#### Materials provided
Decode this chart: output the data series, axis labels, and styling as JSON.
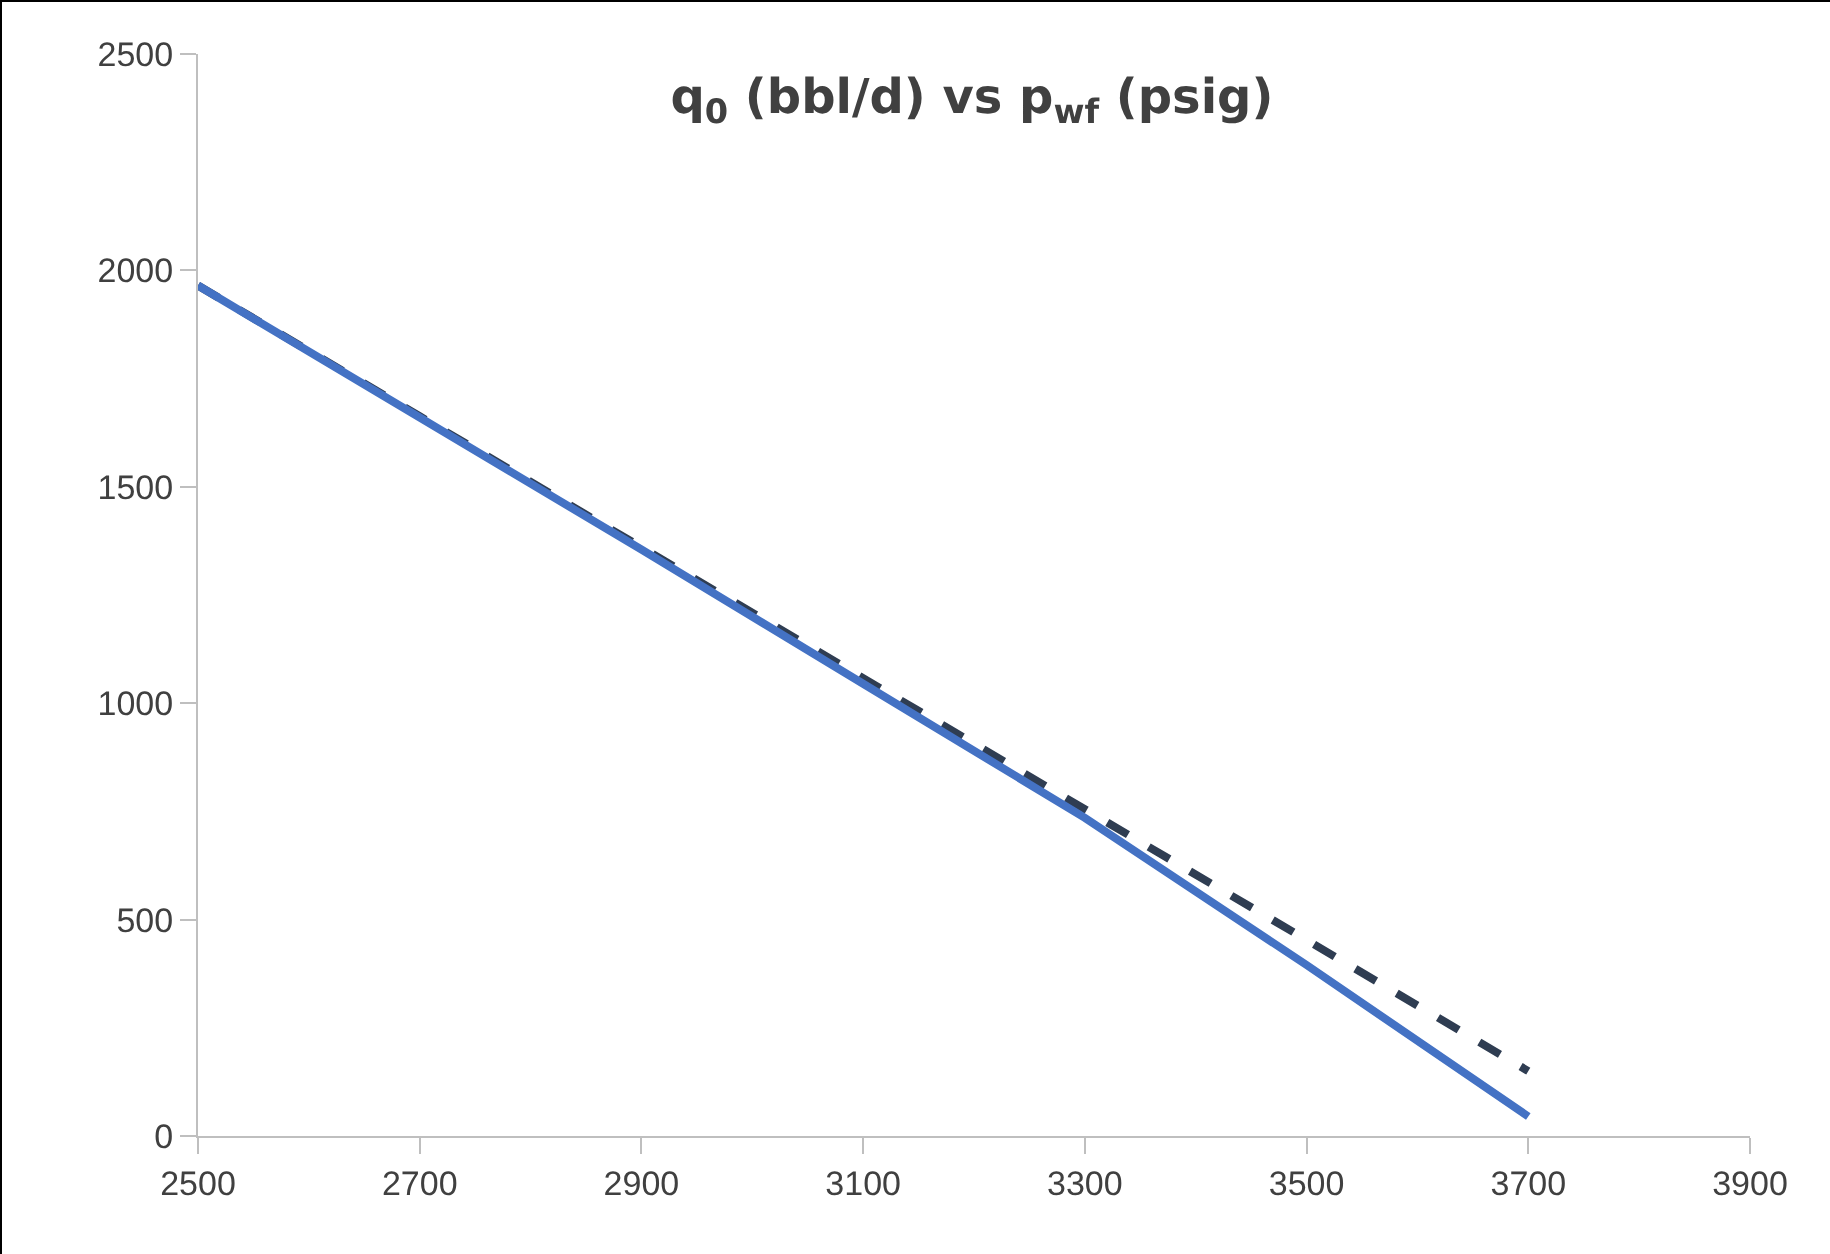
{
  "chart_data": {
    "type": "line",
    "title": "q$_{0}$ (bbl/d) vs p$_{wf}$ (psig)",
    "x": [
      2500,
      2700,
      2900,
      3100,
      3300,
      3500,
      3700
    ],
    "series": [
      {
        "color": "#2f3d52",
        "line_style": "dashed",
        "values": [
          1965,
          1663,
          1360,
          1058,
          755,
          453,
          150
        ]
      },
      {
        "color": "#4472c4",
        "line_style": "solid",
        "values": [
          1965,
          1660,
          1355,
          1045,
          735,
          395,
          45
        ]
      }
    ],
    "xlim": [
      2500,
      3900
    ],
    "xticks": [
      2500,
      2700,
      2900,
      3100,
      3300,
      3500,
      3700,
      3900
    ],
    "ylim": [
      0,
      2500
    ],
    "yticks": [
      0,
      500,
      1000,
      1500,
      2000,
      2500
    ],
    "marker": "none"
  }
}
########
> Task objective: Without the pictures, transcribe the listing above exactly.

> Correct response:
Decode this chart: output the data series, axis labels, and styling as JSON.
{
  "chart_data": {
    "type": "line",
    "title": "q$_{0}$ (bbl/d) vs p$_{wf}$ (psig)",
    "x": [
      2500,
      2700,
      2900,
      3100,
      3300,
      3500,
      3700
    ],
    "series": [
      {
        "color": "#2f3d52",
        "line_style": "dashed",
        "values": [
          1965,
          1663,
          1360,
          1058,
          755,
          453,
          150
        ]
      },
      {
        "color": "#4472c4",
        "line_style": "solid",
        "values": [
          1965,
          1660,
          1355,
          1045,
          735,
          395,
          45
        ]
      }
    ],
    "xlim": [
      2500,
      3900
    ],
    "xticks": [
      2500,
      2700,
      2900,
      3100,
      3300,
      3500,
      3700,
      3900
    ],
    "ylim": [
      0,
      2500
    ],
    "yticks": [
      0,
      500,
      1000,
      1500,
      2000,
      2500
    ],
    "marker": "none"
  }
}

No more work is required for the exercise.